> The task:
Take the data below and repeat it exactly.
◇ ◇ ◇ ◇
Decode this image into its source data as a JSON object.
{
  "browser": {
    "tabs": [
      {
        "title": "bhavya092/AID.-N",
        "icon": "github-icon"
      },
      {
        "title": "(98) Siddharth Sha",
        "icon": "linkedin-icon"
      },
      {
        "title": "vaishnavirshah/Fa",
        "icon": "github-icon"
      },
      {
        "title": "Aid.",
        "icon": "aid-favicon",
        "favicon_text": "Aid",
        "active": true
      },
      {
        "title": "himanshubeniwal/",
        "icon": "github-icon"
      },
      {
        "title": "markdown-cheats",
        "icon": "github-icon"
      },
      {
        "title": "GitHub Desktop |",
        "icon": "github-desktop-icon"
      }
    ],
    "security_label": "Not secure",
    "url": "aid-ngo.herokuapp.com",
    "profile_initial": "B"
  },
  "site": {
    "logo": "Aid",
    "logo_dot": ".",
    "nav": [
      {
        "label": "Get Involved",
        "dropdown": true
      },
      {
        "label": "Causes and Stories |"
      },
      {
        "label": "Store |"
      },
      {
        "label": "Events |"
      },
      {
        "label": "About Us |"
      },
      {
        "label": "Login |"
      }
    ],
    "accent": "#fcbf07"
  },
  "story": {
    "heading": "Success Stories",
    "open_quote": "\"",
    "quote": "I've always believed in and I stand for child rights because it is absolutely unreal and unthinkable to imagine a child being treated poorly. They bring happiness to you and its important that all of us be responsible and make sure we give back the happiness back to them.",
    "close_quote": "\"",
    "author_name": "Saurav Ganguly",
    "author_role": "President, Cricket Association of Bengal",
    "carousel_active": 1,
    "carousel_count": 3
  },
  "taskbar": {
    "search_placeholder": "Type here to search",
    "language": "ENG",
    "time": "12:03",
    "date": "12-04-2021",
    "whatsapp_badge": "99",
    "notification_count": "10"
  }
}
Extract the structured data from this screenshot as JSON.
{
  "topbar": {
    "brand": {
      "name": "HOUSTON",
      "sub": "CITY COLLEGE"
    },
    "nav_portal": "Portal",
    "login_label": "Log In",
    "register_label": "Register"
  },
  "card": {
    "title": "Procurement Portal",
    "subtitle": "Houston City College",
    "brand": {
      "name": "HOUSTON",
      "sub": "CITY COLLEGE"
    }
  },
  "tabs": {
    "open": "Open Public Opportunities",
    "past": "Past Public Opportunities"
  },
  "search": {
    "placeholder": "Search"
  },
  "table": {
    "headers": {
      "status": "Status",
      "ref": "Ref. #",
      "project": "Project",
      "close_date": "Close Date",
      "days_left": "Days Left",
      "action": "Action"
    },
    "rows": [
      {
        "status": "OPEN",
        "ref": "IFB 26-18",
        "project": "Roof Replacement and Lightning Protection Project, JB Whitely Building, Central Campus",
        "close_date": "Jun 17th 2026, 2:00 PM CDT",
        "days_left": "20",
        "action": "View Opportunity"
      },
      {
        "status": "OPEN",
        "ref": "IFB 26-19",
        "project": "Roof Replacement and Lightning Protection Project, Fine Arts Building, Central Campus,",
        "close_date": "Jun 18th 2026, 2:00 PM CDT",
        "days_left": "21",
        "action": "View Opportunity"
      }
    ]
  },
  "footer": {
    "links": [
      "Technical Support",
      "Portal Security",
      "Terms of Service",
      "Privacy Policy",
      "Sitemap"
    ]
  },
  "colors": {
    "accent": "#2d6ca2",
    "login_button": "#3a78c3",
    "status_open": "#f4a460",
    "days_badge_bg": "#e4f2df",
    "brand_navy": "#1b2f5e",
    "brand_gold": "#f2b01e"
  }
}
◇ ◇ ◇ ◇
> Solution to this exercise:
Decode this image into its source data as a JSON object.
{
  "browser": {
    "tabs": [
      {
        "title": "bhavya092/AID.-N",
        "icon": "github-icon"
      },
      {
        "title": "(98) Siddharth Sha",
        "icon": "linkedin-icon"
      },
      {
        "title": "vaishnavirshah/Fa",
        "icon": "github-icon"
      },
      {
        "title": "Aid.",
        "icon": "aid-favicon",
        "favicon_text": "Aid",
        "active": true
      },
      {
        "title": "himanshubeniwal/",
        "icon": "github-icon"
      },
      {
        "title": "markdown-cheats",
        "icon": "github-icon"
      },
      {
        "title": "GitHub Desktop |",
        "icon": "github-desktop-icon"
      }
    ],
    "security_label": "Not secure",
    "url": "aid-ngo.herokuapp.com",
    "profile_initial": "B"
  },
  "site": {
    "logo": "Aid",
    "logo_dot": ".",
    "nav": [
      {
        "label": "Get Involved",
        "dropdown": true
      },
      {
        "label": "Causes and Stories |"
      },
      {
        "label": "Store |"
      },
      {
        "label": "Events |"
      },
      {
        "label": "About Us |"
      },
      {
        "label": "Login |"
      }
    ],
    "accent": "#fcbf07"
  },
  "story": {
    "heading": "Success Stories",
    "open_quote": "\"",
    "quote": "I've always believed in and I stand for child rights because it is absolutely unreal and unthinkable to imagine a child being treated poorly. They bring happiness to you and its important that all of us be responsible and make sure we give back the happiness back to them.",
    "close_quote": "\"",
    "author_name": "Saurav Ganguly",
    "author_role": "President, Cricket Association of Bengal",
    "carousel_active": 1,
    "carousel_count": 3
  },
  "taskbar": {
    "search_placeholder": "Type here to search",
    "language": "ENG",
    "time": "12:03",
    "date": "12-04-2021",
    "whatsapp_badge": "99",
    "notification_count": "10"
  }
}
Extract the structured data from this screenshot as JSON.
{
  "topbar": {
    "brand": {
      "name": "HOUSTON",
      "sub": "CITY COLLEGE"
    },
    "nav_portal": "Portal",
    "login_label": "Log In",
    "register_label": "Register"
  },
  "card": {
    "title": "Procurement Portal",
    "subtitle": "Houston City College",
    "brand": {
      "name": "HOUSTON",
      "sub": "CITY COLLEGE"
    }
  },
  "tabs": {
    "open": "Open Public Opportunities",
    "past": "Past Public Opportunities"
  },
  "search": {
    "placeholder": "Search"
  },
  "table": {
    "headers": {
      "status": "Status",
      "ref": "Ref. #",
      "project": "Project",
      "close_date": "Close Date",
      "days_left": "Days Left",
      "action": "Action"
    },
    "rows": [
      {
        "status": "OPEN",
        "ref": "IFB 26-18",
        "project": "Roof Replacement and Lightning Protection Project, JB Whitely Building, Central Campus",
        "close_date": "Jun 17th 2026, 2:00 PM CDT",
        "days_left": "20",
        "action": "View Opportunity"
      },
      {
        "status": "OPEN",
        "ref": "IFB 26-19",
        "project": "Roof Replacement and Lightning Protection Project, Fine Arts Building, Central Campus,",
        "close_date": "Jun 18th 2026, 2:00 PM CDT",
        "days_left": "21",
        "action": "View Opportunity"
      }
    ]
  },
  "footer": {
    "links": [
      "Technical Support",
      "Portal Security",
      "Terms of Service",
      "Privacy Policy",
      "Sitemap"
    ]
  },
  "colors": {
    "accent": "#2d6ca2",
    "login_button": "#3a78c3",
    "status_open": "#f4a460",
    "days_badge_bg": "#e4f2df",
    "brand_navy": "#1b2f5e",
    "brand_gold": "#f2b01e"
  }
}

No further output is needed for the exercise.